**Work required:** Extract the stretch of lines from the one containing "timeline-tick-label: 60 bbox=[463, 588, 476, 600]" through the one containing "snap-icon[interactable]: ⌗ bbox=[804, 184, 834, 211]", copying each line as it appears.

═══ Data provided ═══

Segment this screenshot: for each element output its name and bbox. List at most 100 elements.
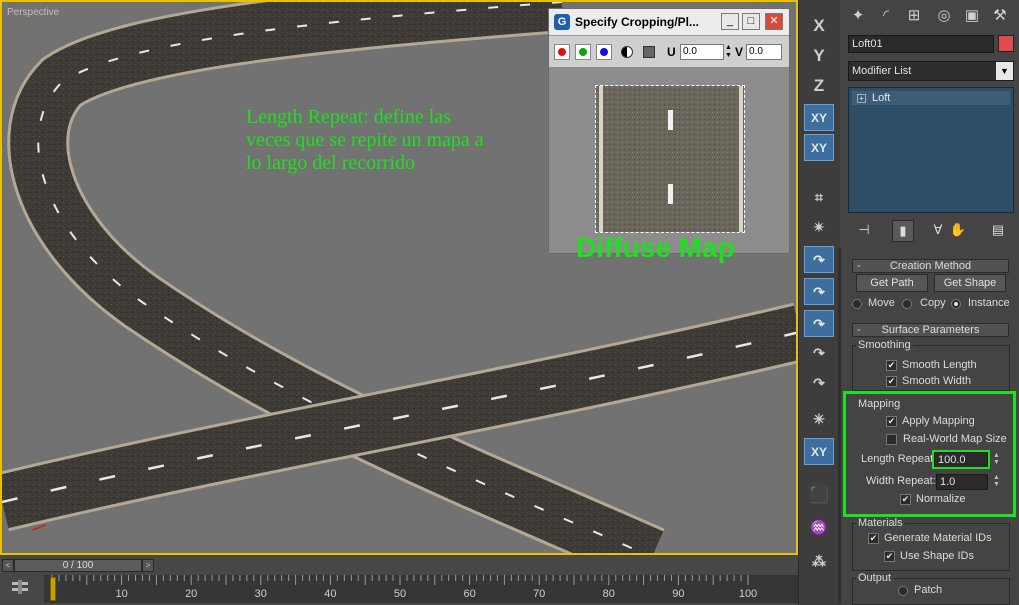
timeline-tick-label: 60 bbox=[463, 588, 476, 600]
create-icon[interactable]: ✦ bbox=[846, 4, 870, 28]
texture-image bbox=[596, 86, 744, 232]
green-dot-icon bbox=[579, 48, 587, 56]
snap-icon[interactable]: ⌗ bbox=[804, 184, 834, 211]
magnet-snap-4-icon[interactable]: ↷ bbox=[804, 340, 834, 367]
smooth-length-checkbox[interactable]: ✔ bbox=[886, 360, 897, 371]
smooth-width-checkbox[interactable]: ✔ bbox=[886, 376, 897, 387]
show-end-result-icon[interactable]: ▮ bbox=[892, 220, 914, 242]
object-name-field[interactable]: Loft01 bbox=[848, 35, 994, 53]
mono-toggle-icon[interactable] bbox=[643, 46, 655, 58]
pin-stack-icon[interactable]: ⊣ bbox=[854, 220, 874, 240]
dialog-titlebar[interactable]: G Specify Cropping/Pl... _ □ ✕ bbox=[549, 9, 789, 36]
particles-icon[interactable]: ⁂ bbox=[804, 548, 834, 575]
display-icon[interactable]: ▣ bbox=[960, 4, 984, 28]
asphalt-texture-preview[interactable] bbox=[595, 85, 745, 233]
green-channel-button[interactable] bbox=[575, 44, 591, 60]
red-channel-button[interactable] bbox=[554, 44, 570, 60]
generate-material-ids-label: Generate Material IDs bbox=[884, 532, 992, 544]
time-prev-button[interactable]: < bbox=[2, 559, 14, 572]
timeline-tick-label: 50 bbox=[393, 588, 407, 600]
motion-icon[interactable]: ◎ bbox=[932, 4, 956, 28]
configure-sets-icon[interactable]: ▤ bbox=[988, 220, 1008, 240]
close-button[interactable]: ✕ bbox=[765, 13, 783, 30]
timeline-tick-label: 10 bbox=[115, 588, 128, 600]
expand-plus-icon[interactable]: + bbox=[857, 93, 866, 103]
v-label: V bbox=[735, 45, 744, 59]
get-shape-button[interactable]: Get Shape bbox=[934, 274, 1006, 292]
rollout-title: Creation Method bbox=[889, 260, 972, 272]
generate-material-ids-checkbox[interactable]: ✔ bbox=[868, 533, 879, 544]
make-unique-icon[interactable]: ∀ bbox=[928, 220, 948, 240]
viewport-label[interactable]: Perspective bbox=[7, 7, 59, 18]
crop-preview-area[interactable] bbox=[549, 67, 789, 253]
output-label: Output bbox=[856, 572, 894, 584]
creation-method-rollout[interactable]: - Creation Method bbox=[852, 259, 1009, 273]
minimize-button[interactable]: _ bbox=[721, 13, 739, 30]
stack-item-loft[interactable]: + Loft bbox=[852, 91, 1010, 105]
u-spinner-icon[interactable]: ▲ ▼ bbox=[725, 44, 732, 60]
dialog-toolbar: U 0.0 ▲ ▼ V 0.0 bbox=[549, 36, 789, 66]
materials-group bbox=[852, 523, 1010, 571]
smooth-length-label: Smooth Length bbox=[902, 359, 977, 371]
magnet-snap-2-icon[interactable]: ↷ bbox=[804, 278, 834, 305]
time-slider[interactable]: 0 / 100 bbox=[14, 559, 142, 572]
use-shape-ids-checkbox[interactable]: ✔ bbox=[884, 551, 895, 562]
magnet-snap-1-icon[interactable]: ↷ bbox=[804, 246, 834, 273]
panel-scrollbar[interactable] bbox=[838, 248, 841, 603]
restrict-xy-3-button[interactable]: XY bbox=[804, 438, 834, 465]
timeline-bar: < 0 / 100 > 10 20 30 40 50 60 70 80 90 100 bbox=[0, 555, 798, 605]
timeline-tick-label: 40 bbox=[324, 588, 337, 600]
restrict-xy-plane-button[interactable]: XY bbox=[804, 134, 834, 161]
rollout-title: Surface Parameters bbox=[881, 324, 980, 336]
diffuse-map-label: Diffuse Map bbox=[576, 232, 735, 263]
magnet-star-icon[interactable]: ✳ bbox=[804, 406, 834, 433]
time-next-button[interactable]: > bbox=[142, 559, 154, 572]
timeline-tick-label: 20 bbox=[185, 588, 198, 600]
restrict-y-button[interactable]: Y bbox=[804, 42, 834, 69]
restrict-z-button[interactable]: Z bbox=[804, 72, 834, 99]
app-logo-icon: G bbox=[554, 14, 570, 30]
specify-cropping-dialog[interactable]: G Specify Cropping/Pl... _ □ ✕ U 0.0 ▲ ▼ … bbox=[548, 8, 790, 254]
object-color-swatch[interactable] bbox=[998, 35, 1014, 52]
get-path-button[interactable]: Get Path bbox=[856, 274, 928, 292]
mapping-highlight-box bbox=[843, 391, 1016, 517]
move-radio[interactable] bbox=[852, 299, 862, 309]
patch-radio[interactable] bbox=[898, 586, 908, 596]
copy-label: Copy bbox=[920, 297, 946, 309]
timeline-track[interactable]: 10 20 30 40 50 60 70 80 90 100 bbox=[44, 575, 798, 603]
instance-label: Instance bbox=[968, 297, 1010, 309]
box-icon[interactable]: ⬛ bbox=[804, 482, 834, 509]
key-mode-icon[interactable] bbox=[10, 579, 30, 597]
stack-item-label: Loft bbox=[872, 92, 891, 104]
alpha-toggle-icon[interactable] bbox=[621, 46, 633, 58]
modifier-stack[interactable]: + Loft bbox=[848, 87, 1014, 213]
modifier-list-dropdown[interactable]: Modifier List bbox=[848, 61, 1014, 81]
timeline-tick-label: 100 bbox=[738, 588, 758, 600]
restrict-xy-button[interactable]: XY bbox=[804, 104, 834, 131]
surface-parameters-rollout[interactable]: - Surface Parameters bbox=[852, 323, 1009, 337]
chevron-down-icon[interactable]: ▼ bbox=[996, 62, 1013, 80]
dialog-title: Specify Cropping/Pl... bbox=[575, 15, 700, 29]
u-label: U bbox=[667, 45, 676, 59]
v-field[interactable]: 0.0 bbox=[746, 44, 782, 60]
utilities-icon[interactable]: ⚒ bbox=[988, 4, 1012, 28]
command-tabs: ✦ ◜ ⊞ ◎ ▣ ⚒ bbox=[842, 2, 1017, 30]
restrict-x-button[interactable]: X bbox=[804, 12, 834, 39]
timeline-tick-label: 70 bbox=[533, 588, 546, 600]
magnet-snap-3-icon[interactable]: ↷ bbox=[804, 310, 834, 337]
patch-label: Patch bbox=[914, 584, 943, 596]
maximize-button[interactable]: □ bbox=[742, 13, 760, 30]
modify-icon[interactable]: ◜ bbox=[874, 4, 898, 28]
hierarchy-tree-icon[interactable]: ♒ bbox=[804, 514, 834, 541]
blue-channel-button[interactable] bbox=[596, 44, 612, 60]
blue-dot-icon bbox=[600, 48, 608, 56]
use-shape-ids-label: Use Shape IDs bbox=[900, 550, 974, 562]
remove-modifier-icon[interactable]: ✋ bbox=[948, 220, 968, 240]
u-field[interactable]: 0.0 bbox=[680, 44, 724, 60]
hierarchy-icon[interactable]: ⊞ bbox=[902, 4, 926, 28]
magnet-snap-5-icon[interactable]: ↷ bbox=[804, 370, 834, 397]
instance-radio[interactable] bbox=[951, 299, 961, 309]
move-label: Move bbox=[868, 297, 895, 309]
copy-radio[interactable] bbox=[902, 299, 912, 309]
magnet-icon[interactable]: ✴ bbox=[804, 214, 834, 241]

═══

**Answer to this problem:**
timeline-tick-label: 60 bbox=[463, 588, 476, 600]
create-icon[interactable]: ✦ bbox=[846, 4, 870, 28]
texture-image bbox=[596, 86, 744, 232]
green-dot-icon bbox=[579, 48, 587, 56]
snap-icon[interactable]: ⌗ bbox=[804, 184, 834, 211]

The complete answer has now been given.